-- Dataset rows start --
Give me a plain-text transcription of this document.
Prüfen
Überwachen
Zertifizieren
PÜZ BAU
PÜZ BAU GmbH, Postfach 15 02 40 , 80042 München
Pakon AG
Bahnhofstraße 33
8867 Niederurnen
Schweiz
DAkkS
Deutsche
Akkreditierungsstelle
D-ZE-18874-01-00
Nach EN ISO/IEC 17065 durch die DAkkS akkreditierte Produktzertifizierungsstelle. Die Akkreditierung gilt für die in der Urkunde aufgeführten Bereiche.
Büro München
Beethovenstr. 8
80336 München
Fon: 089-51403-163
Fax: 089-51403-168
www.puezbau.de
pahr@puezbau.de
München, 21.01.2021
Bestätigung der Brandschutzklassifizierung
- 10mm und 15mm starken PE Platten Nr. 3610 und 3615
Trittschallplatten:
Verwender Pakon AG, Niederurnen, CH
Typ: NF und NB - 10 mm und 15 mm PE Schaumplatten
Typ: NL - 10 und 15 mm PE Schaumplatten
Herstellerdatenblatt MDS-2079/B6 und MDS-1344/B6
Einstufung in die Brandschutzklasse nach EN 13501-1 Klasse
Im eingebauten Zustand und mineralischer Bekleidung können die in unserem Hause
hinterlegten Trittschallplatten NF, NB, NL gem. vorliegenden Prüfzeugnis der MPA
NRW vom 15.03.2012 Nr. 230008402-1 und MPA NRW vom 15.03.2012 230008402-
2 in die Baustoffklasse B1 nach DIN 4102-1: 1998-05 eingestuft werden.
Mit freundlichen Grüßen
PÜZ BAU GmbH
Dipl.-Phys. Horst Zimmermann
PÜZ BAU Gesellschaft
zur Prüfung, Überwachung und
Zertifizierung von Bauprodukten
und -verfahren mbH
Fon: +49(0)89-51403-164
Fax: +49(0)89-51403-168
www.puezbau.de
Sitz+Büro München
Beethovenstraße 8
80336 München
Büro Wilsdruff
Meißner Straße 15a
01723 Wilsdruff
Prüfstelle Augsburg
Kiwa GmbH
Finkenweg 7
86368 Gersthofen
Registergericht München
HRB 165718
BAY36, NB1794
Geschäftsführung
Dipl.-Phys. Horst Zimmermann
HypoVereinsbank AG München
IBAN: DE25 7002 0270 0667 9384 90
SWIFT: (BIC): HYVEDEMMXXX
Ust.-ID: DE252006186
-- Dataset rows end --
- [Challenge] Return all the data exactly as given.

- [Written solution]
Give me a plain-text transcription of this document.
Prüfen
Überwachen
Zertifizieren
PÜZ BAU
PÜZ BAU GmbH, Postfach 15 02 40 , 80042 München
Pakon AG
Bahnhofstraße 33
8867 Niederurnen
Schweiz
DAkkS
Deutsche
Akkreditierungsstelle
D-ZE-18874-01-00
Nach EN ISO/IEC 17065 durch die DAkkS akkreditierte Produktzertifizierungsstelle. Die Akkreditierung gilt für die in der Urkunde aufgeführten Bereiche.
Büro München
Beethovenstr. 8
80336 München
Fon: 089-51403-163
Fax: 089-51403-168
www.puezbau.de
pahr@puezbau.de
München, 21.01.2021
Bestätigung der Brandschutzklassifizierung
- 10mm und 15mm starken PE Platten Nr. 3610 und 3615
Trittschallplatten:
Verwender Pakon AG, Niederurnen, CH
Typ: NF und NB - 10 mm und 15 mm PE Schaumplatten
Typ: NL - 10 und 15 mm PE Schaumplatten
Herstellerdatenblatt MDS-2079/B6 und MDS-1344/B6
Einstufung in die Brandschutzklasse nach EN 13501-1 Klasse
Im eingebauten Zustand und mineralischer Bekleidung können die in unserem Hause
hinterlegten Trittschallplatten NF, NB, NL gem. vorliegenden Prüfzeugnis der MPA
NRW vom 15.03.2012 Nr. 230008402-1 und MPA NRW vom 15.03.2012 230008402-
2 in die Baustoffklasse B1 nach DIN 4102-1: 1998-05 eingestuft werden.
Mit freundlichen Grüßen
PÜZ BAU GmbH
Dipl.-Phys. Horst Zimmermann
PÜZ BAU Gesellschaft
zur Prüfung, Überwachung und
Zertifizierung von Bauprodukten
und -verfahren mbH
Fon: +49(0)89-51403-164
Fax: +49(0)89-51403-168
www.puezbau.de
Sitz+Büro München
Beethovenstraße 8
80336 München
Büro Wilsdruff
Meißner Straße 15a
01723 Wilsdruff
Prüfstelle Augsburg
Kiwa GmbH
Finkenweg 7
86368 Gersthofen
Registergericht München
HRB 165718
BAY36, NB1794
Geschäftsführung
Dipl.-Phys. Horst Zimmermann
HypoVereinsbank AG München
IBAN: DE25 7002 0270 0667 9384 90
SWIFT: (BIC): HYVEDEMMXXX
Ust.-ID: DE252006186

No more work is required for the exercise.